== Records for the exercise ==

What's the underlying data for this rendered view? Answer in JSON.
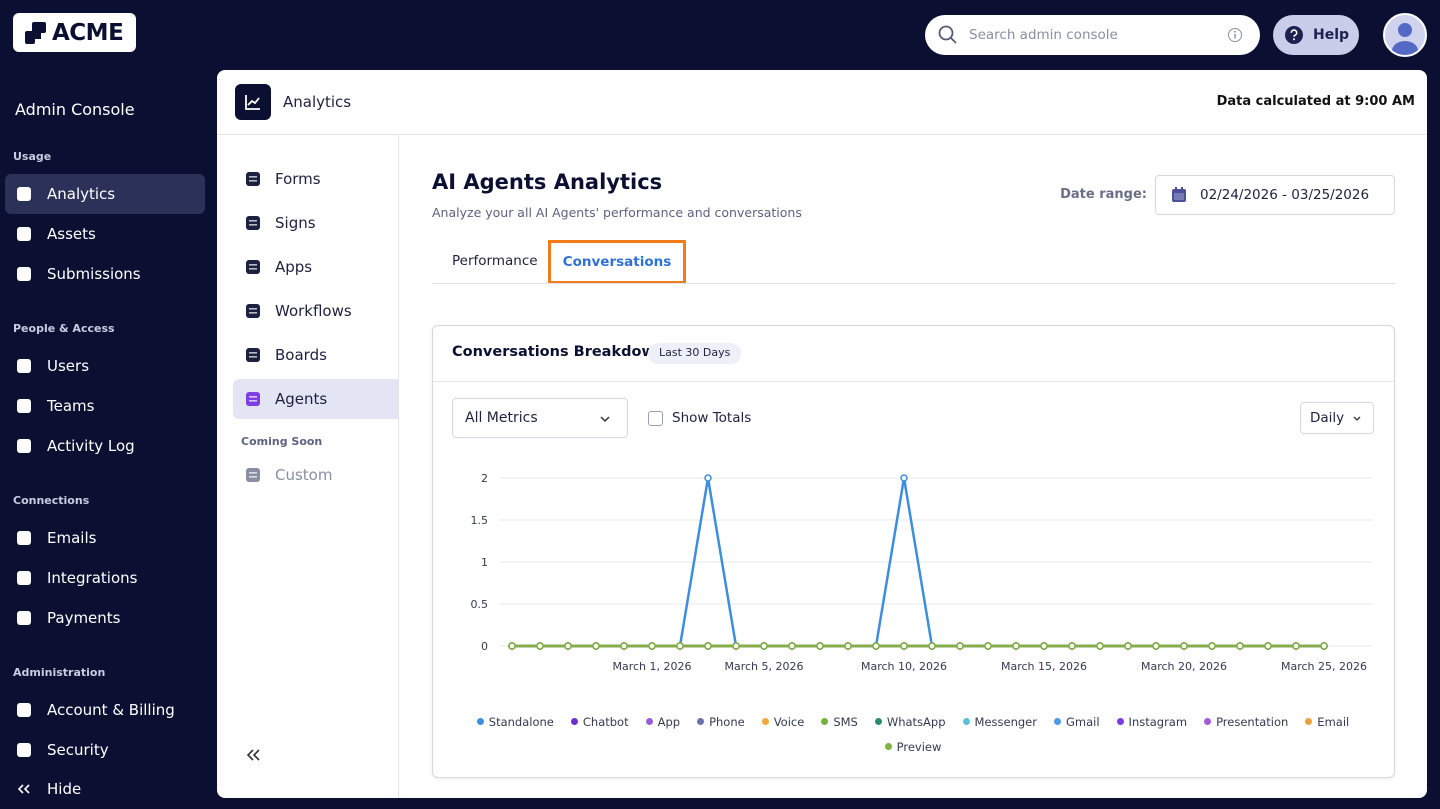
{
  "header": {
    "logo": "ACME",
    "search_placeholder": "Search admin console",
    "help": "Help"
  },
  "sidebar": {
    "title": "Admin Console",
    "sections": [
      {
        "label": "Usage",
        "items": [
          "Analytics",
          "Assets",
          "Submissions"
        ]
      },
      {
        "label": "People & Access",
        "items": [
          "Users",
          "Teams",
          "Activity Log"
        ]
      },
      {
        "label": "Connections",
        "items": [
          "Emails",
          "Integrations",
          "Payments"
        ]
      },
      {
        "label": "Administration",
        "items": [
          "Account & Billing",
          "Security"
        ]
      }
    ],
    "collapse": "Hide"
  },
  "panel": {
    "title": "Analytics",
    "status": "Data calculated at 9:00 AM",
    "subnav": [
      "Forms",
      "Signs",
      "Apps",
      "Workflows",
      "Boards",
      "Agents"
    ],
    "coming_soon": {
      "label": "Coming Soon",
      "items": [
        "Custom"
      ]
    }
  },
  "page": {
    "title": "AI Agents Analytics",
    "subtitle": "Analyze your all AI Agents' performance and conversations",
    "date_range_label": "Date range:",
    "date_range": "02/24/2026 - 03/25/2026",
    "tabs": [
      "Performance",
      "Conversations"
    ]
  },
  "card": {
    "title": "Conversations Breakdown",
    "badge": "Last 30 Days",
    "metric_select": "All Metrics",
    "show_totals": "Show Totals",
    "interval": "Daily"
  },
  "chart_data": {
    "type": "line",
    "x": [
      "2026-02-24",
      "2026-02-25",
      "2026-02-26",
      "2026-02-27",
      "2026-02-28",
      "2026-03-01",
      "2026-03-02",
      "2026-03-03",
      "2026-03-04",
      "2026-03-05",
      "2026-03-06",
      "2026-03-07",
      "2026-03-08",
      "2026-03-09",
      "2026-03-10",
      "2026-03-11",
      "2026-03-12",
      "2026-03-13",
      "2026-03-14",
      "2026-03-15",
      "2026-03-16",
      "2026-03-17",
      "2026-03-18",
      "2026-03-19",
      "2026-03-20",
      "2026-03-21",
      "2026-03-22",
      "2026-03-23",
      "2026-03-24",
      "2026-03-25"
    ],
    "xlim": [
      "2026-02-24",
      "2026-03-25"
    ],
    "xticks": [
      {
        "value": "2026-03-01",
        "label": "March 1, 2026"
      },
      {
        "value": "2026-03-05",
        "label": "March 5, 2026"
      },
      {
        "value": "2026-03-10",
        "label": "March 10, 2026"
      },
      {
        "value": "2026-03-15",
        "label": "March 15, 2026"
      },
      {
        "value": "2026-03-20",
        "label": "March 20, 2026"
      },
      {
        "value": "2026-03-25",
        "label": "March 25, 2026"
      }
    ],
    "ylim": [
      0,
      2
    ],
    "yticks": [
      0,
      0.5,
      1,
      1.5,
      2
    ],
    "grid": true,
    "series": [
      {
        "name": "Standalone",
        "color": "#3d8de0",
        "values": [
          0,
          0,
          0,
          0,
          0,
          0,
          0,
          2,
          0,
          0,
          0,
          0,
          0,
          0,
          2,
          0,
          0,
          0,
          0,
          0,
          0,
          0,
          0,
          0,
          0,
          0,
          0,
          0,
          0,
          0
        ]
      },
      {
        "name": "Chatbot",
        "color": "#6a2fd3",
        "values": [
          0,
          0,
          0,
          0,
          0,
          0,
          0,
          0,
          0,
          0,
          0,
          0,
          0,
          0,
          0,
          0,
          0,
          0,
          0,
          0,
          0,
          0,
          0,
          0,
          0,
          0,
          0,
          0,
          0,
          0
        ]
      },
      {
        "name": "App",
        "color": "#9a5bd8",
        "values": [
          0,
          0,
          0,
          0,
          0,
          0,
          0,
          0,
          0,
          0,
          0,
          0,
          0,
          0,
          0,
          0,
          0,
          0,
          0,
          0,
          0,
          0,
          0,
          0,
          0,
          0,
          0,
          0,
          0,
          0
        ]
      },
      {
        "name": "Phone",
        "color": "#6c70ad",
        "values": [
          0,
          0,
          0,
          0,
          0,
          0,
          0,
          0,
          0,
          0,
          0,
          0,
          0,
          0,
          0,
          0,
          0,
          0,
          0,
          0,
          0,
          0,
          0,
          0,
          0,
          0,
          0,
          0,
          0,
          0
        ]
      },
      {
        "name": "Voice",
        "color": "#f2a93b",
        "values": [
          0,
          0,
          0,
          0,
          0,
          0,
          0,
          0,
          0,
          0,
          0,
          0,
          0,
          0,
          0,
          0,
          0,
          0,
          0,
          0,
          0,
          0,
          0,
          0,
          0,
          0,
          0,
          0,
          0,
          0
        ]
      },
      {
        "name": "SMS",
        "color": "#74b23c",
        "values": [
          0,
          0,
          0,
          0,
          0,
          0,
          0,
          0,
          0,
          0,
          0,
          0,
          0,
          0,
          0,
          0,
          0,
          0,
          0,
          0,
          0,
          0,
          0,
          0,
          0,
          0,
          0,
          0,
          0,
          0
        ]
      },
      {
        "name": "WhatsApp",
        "color": "#2f8a6c",
        "values": [
          0,
          0,
          0,
          0,
          0,
          0,
          0,
          0,
          0,
          0,
          0,
          0,
          0,
          0,
          0,
          0,
          0,
          0,
          0,
          0,
          0,
          0,
          0,
          0,
          0,
          0,
          0,
          0,
          0,
          0
        ]
      },
      {
        "name": "Messenger",
        "color": "#5cbfd8",
        "values": [
          0,
          0,
          0,
          0,
          0,
          0,
          0,
          0,
          0,
          0,
          0,
          0,
          0,
          0,
          0,
          0,
          0,
          0,
          0,
          0,
          0,
          0,
          0,
          0,
          0,
          0,
          0,
          0,
          0,
          0
        ]
      },
      {
        "name": "Gmail",
        "color": "#4a9ae6",
        "values": [
          0,
          0,
          0,
          0,
          0,
          0,
          0,
          0,
          0,
          0,
          0,
          0,
          0,
          0,
          0,
          0,
          0,
          0,
          0,
          0,
          0,
          0,
          0,
          0,
          0,
          0,
          0,
          0,
          0,
          0
        ]
      },
      {
        "name": "Instagram",
        "color": "#7a3be0",
        "values": [
          0,
          0,
          0,
          0,
          0,
          0,
          0,
          0,
          0,
          0,
          0,
          0,
          0,
          0,
          0,
          0,
          0,
          0,
          0,
          0,
          0,
          0,
          0,
          0,
          0,
          0,
          0,
          0,
          0,
          0
        ]
      },
      {
        "name": "Presentation",
        "color": "#a35bd6",
        "values": [
          0,
          0,
          0,
          0,
          0,
          0,
          0,
          0,
          0,
          0,
          0,
          0,
          0,
          0,
          0,
          0,
          0,
          0,
          0,
          0,
          0,
          0,
          0,
          0,
          0,
          0,
          0,
          0,
          0,
          0
        ]
      },
      {
        "name": "Email",
        "color": "#eba23a",
        "values": [
          0,
          0,
          0,
          0,
          0,
          0,
          0,
          0,
          0,
          0,
          0,
          0,
          0,
          0,
          0,
          0,
          0,
          0,
          0,
          0,
          0,
          0,
          0,
          0,
          0,
          0,
          0,
          0,
          0,
          0
        ]
      },
      {
        "name": "Preview",
        "color": "#7cb342",
        "values": [
          0,
          0,
          0,
          0,
          0,
          0,
          0,
          0,
          0,
          0,
          0,
          0,
          0,
          0,
          0,
          0,
          0,
          0,
          0,
          0,
          0,
          0,
          0,
          0,
          0,
          0,
          0,
          0,
          0,
          0
        ]
      }
    ]
  }
}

===

[Exercise] All of the data above should be quoted exactly, except for the pictures.

[Solved problem]
What's the underlying data for this rendered view? Answer in JSON.
{
  "header": {
    "logo": "ACME",
    "search_placeholder": "Search admin console",
    "help": "Help"
  },
  "sidebar": {
    "title": "Admin Console",
    "sections": [
      {
        "label": "Usage",
        "items": [
          "Analytics",
          "Assets",
          "Submissions"
        ]
      },
      {
        "label": "People & Access",
        "items": [
          "Users",
          "Teams",
          "Activity Log"
        ]
      },
      {
        "label": "Connections",
        "items": [
          "Emails",
          "Integrations",
          "Payments"
        ]
      },
      {
        "label": "Administration",
        "items": [
          "Account & Billing",
          "Security"
        ]
      }
    ],
    "collapse": "Hide"
  },
  "panel": {
    "title": "Analytics",
    "status": "Data calculated at 9:00 AM",
    "subnav": [
      "Forms",
      "Signs",
      "Apps",
      "Workflows",
      "Boards",
      "Agents"
    ],
    "coming_soon": {
      "label": "Coming Soon",
      "items": [
        "Custom"
      ]
    }
  },
  "page": {
    "title": "AI Agents Analytics",
    "subtitle": "Analyze your all AI Agents' performance and conversations",
    "date_range_label": "Date range:",
    "date_range": "02/24/2026 - 03/25/2026",
    "tabs": [
      "Performance",
      "Conversations"
    ]
  },
  "card": {
    "title": "Conversations Breakdown",
    "badge": "Last 30 Days",
    "metric_select": "All Metrics",
    "show_totals": "Show Totals",
    "interval": "Daily"
  },
  "chart_data": {
    "type": "line",
    "x": [
      "2026-02-24",
      "2026-02-25",
      "2026-02-26",
      "2026-02-27",
      "2026-02-28",
      "2026-03-01",
      "2026-03-02",
      "2026-03-03",
      "2026-03-04",
      "2026-03-05",
      "2026-03-06",
      "2026-03-07",
      "2026-03-08",
      "2026-03-09",
      "2026-03-10",
      "2026-03-11",
      "2026-03-12",
      "2026-03-13",
      "2026-03-14",
      "2026-03-15",
      "2026-03-16",
      "2026-03-17",
      "2026-03-18",
      "2026-03-19",
      "2026-03-20",
      "2026-03-21",
      "2026-03-22",
      "2026-03-23",
      "2026-03-24",
      "2026-03-25"
    ],
    "xlim": [
      "2026-02-24",
      "2026-03-25"
    ],
    "xticks": [
      {
        "value": "2026-03-01",
        "label": "March 1, 2026"
      },
      {
        "value": "2026-03-05",
        "label": "March 5, 2026"
      },
      {
        "value": "2026-03-10",
        "label": "March 10, 2026"
      },
      {
        "value": "2026-03-15",
        "label": "March 15, 2026"
      },
      {
        "value": "2026-03-20",
        "label": "March 20, 2026"
      },
      {
        "value": "2026-03-25",
        "label": "March 25, 2026"
      }
    ],
    "ylim": [
      0,
      2
    ],
    "yticks": [
      0,
      0.5,
      1,
      1.5,
      2
    ],
    "grid": true,
    "series": [
      {
        "name": "Standalone",
        "color": "#3d8de0",
        "values": [
          0,
          0,
          0,
          0,
          0,
          0,
          0,
          2,
          0,
          0,
          0,
          0,
          0,
          0,
          2,
          0,
          0,
          0,
          0,
          0,
          0,
          0,
          0,
          0,
          0,
          0,
          0,
          0,
          0,
          0
        ]
      },
      {
        "name": "Chatbot",
        "color": "#6a2fd3",
        "values": [
          0,
          0,
          0,
          0,
          0,
          0,
          0,
          0,
          0,
          0,
          0,
          0,
          0,
          0,
          0,
          0,
          0,
          0,
          0,
          0,
          0,
          0,
          0,
          0,
          0,
          0,
          0,
          0,
          0,
          0
        ]
      },
      {
        "name": "App",
        "color": "#9a5bd8",
        "values": [
          0,
          0,
          0,
          0,
          0,
          0,
          0,
          0,
          0,
          0,
          0,
          0,
          0,
          0,
          0,
          0,
          0,
          0,
          0,
          0,
          0,
          0,
          0,
          0,
          0,
          0,
          0,
          0,
          0,
          0
        ]
      },
      {
        "name": "Phone",
        "color": "#6c70ad",
        "values": [
          0,
          0,
          0,
          0,
          0,
          0,
          0,
          0,
          0,
          0,
          0,
          0,
          0,
          0,
          0,
          0,
          0,
          0,
          0,
          0,
          0,
          0,
          0,
          0,
          0,
          0,
          0,
          0,
          0,
          0
        ]
      },
      {
        "name": "Voice",
        "color": "#f2a93b",
        "values": [
          0,
          0,
          0,
          0,
          0,
          0,
          0,
          0,
          0,
          0,
          0,
          0,
          0,
          0,
          0,
          0,
          0,
          0,
          0,
          0,
          0,
          0,
          0,
          0,
          0,
          0,
          0,
          0,
          0,
          0
        ]
      },
      {
        "name": "SMS",
        "color": "#74b23c",
        "values": [
          0,
          0,
          0,
          0,
          0,
          0,
          0,
          0,
          0,
          0,
          0,
          0,
          0,
          0,
          0,
          0,
          0,
          0,
          0,
          0,
          0,
          0,
          0,
          0,
          0,
          0,
          0,
          0,
          0,
          0
        ]
      },
      {
        "name": "WhatsApp",
        "color": "#2f8a6c",
        "values": [
          0,
          0,
          0,
          0,
          0,
          0,
          0,
          0,
          0,
          0,
          0,
          0,
          0,
          0,
          0,
          0,
          0,
          0,
          0,
          0,
          0,
          0,
          0,
          0,
          0,
          0,
          0,
          0,
          0,
          0
        ]
      },
      {
        "name": "Messenger",
        "color": "#5cbfd8",
        "values": [
          0,
          0,
          0,
          0,
          0,
          0,
          0,
          0,
          0,
          0,
          0,
          0,
          0,
          0,
          0,
          0,
          0,
          0,
          0,
          0,
          0,
          0,
          0,
          0,
          0,
          0,
          0,
          0,
          0,
          0
        ]
      },
      {
        "name": "Gmail",
        "color": "#4a9ae6",
        "values": [
          0,
          0,
          0,
          0,
          0,
          0,
          0,
          0,
          0,
          0,
          0,
          0,
          0,
          0,
          0,
          0,
          0,
          0,
          0,
          0,
          0,
          0,
          0,
          0,
          0,
          0,
          0,
          0,
          0,
          0
        ]
      },
      {
        "name": "Instagram",
        "color": "#7a3be0",
        "values": [
          0,
          0,
          0,
          0,
          0,
          0,
          0,
          0,
          0,
          0,
          0,
          0,
          0,
          0,
          0,
          0,
          0,
          0,
          0,
          0,
          0,
          0,
          0,
          0,
          0,
          0,
          0,
          0,
          0,
          0
        ]
      },
      {
        "name": "Presentation",
        "color": "#a35bd6",
        "values": [
          0,
          0,
          0,
          0,
          0,
          0,
          0,
          0,
          0,
          0,
          0,
          0,
          0,
          0,
          0,
          0,
          0,
          0,
          0,
          0,
          0,
          0,
          0,
          0,
          0,
          0,
          0,
          0,
          0,
          0
        ]
      },
      {
        "name": "Email",
        "color": "#eba23a",
        "values": [
          0,
          0,
          0,
          0,
          0,
          0,
          0,
          0,
          0,
          0,
          0,
          0,
          0,
          0,
          0,
          0,
          0,
          0,
          0,
          0,
          0,
          0,
          0,
          0,
          0,
          0,
          0,
          0,
          0,
          0
        ]
      },
      {
        "name": "Preview",
        "color": "#7cb342",
        "values": [
          0,
          0,
          0,
          0,
          0,
          0,
          0,
          0,
          0,
          0,
          0,
          0,
          0,
          0,
          0,
          0,
          0,
          0,
          0,
          0,
          0,
          0,
          0,
          0,
          0,
          0,
          0,
          0,
          0,
          0
        ]
      }
    ]
  }
}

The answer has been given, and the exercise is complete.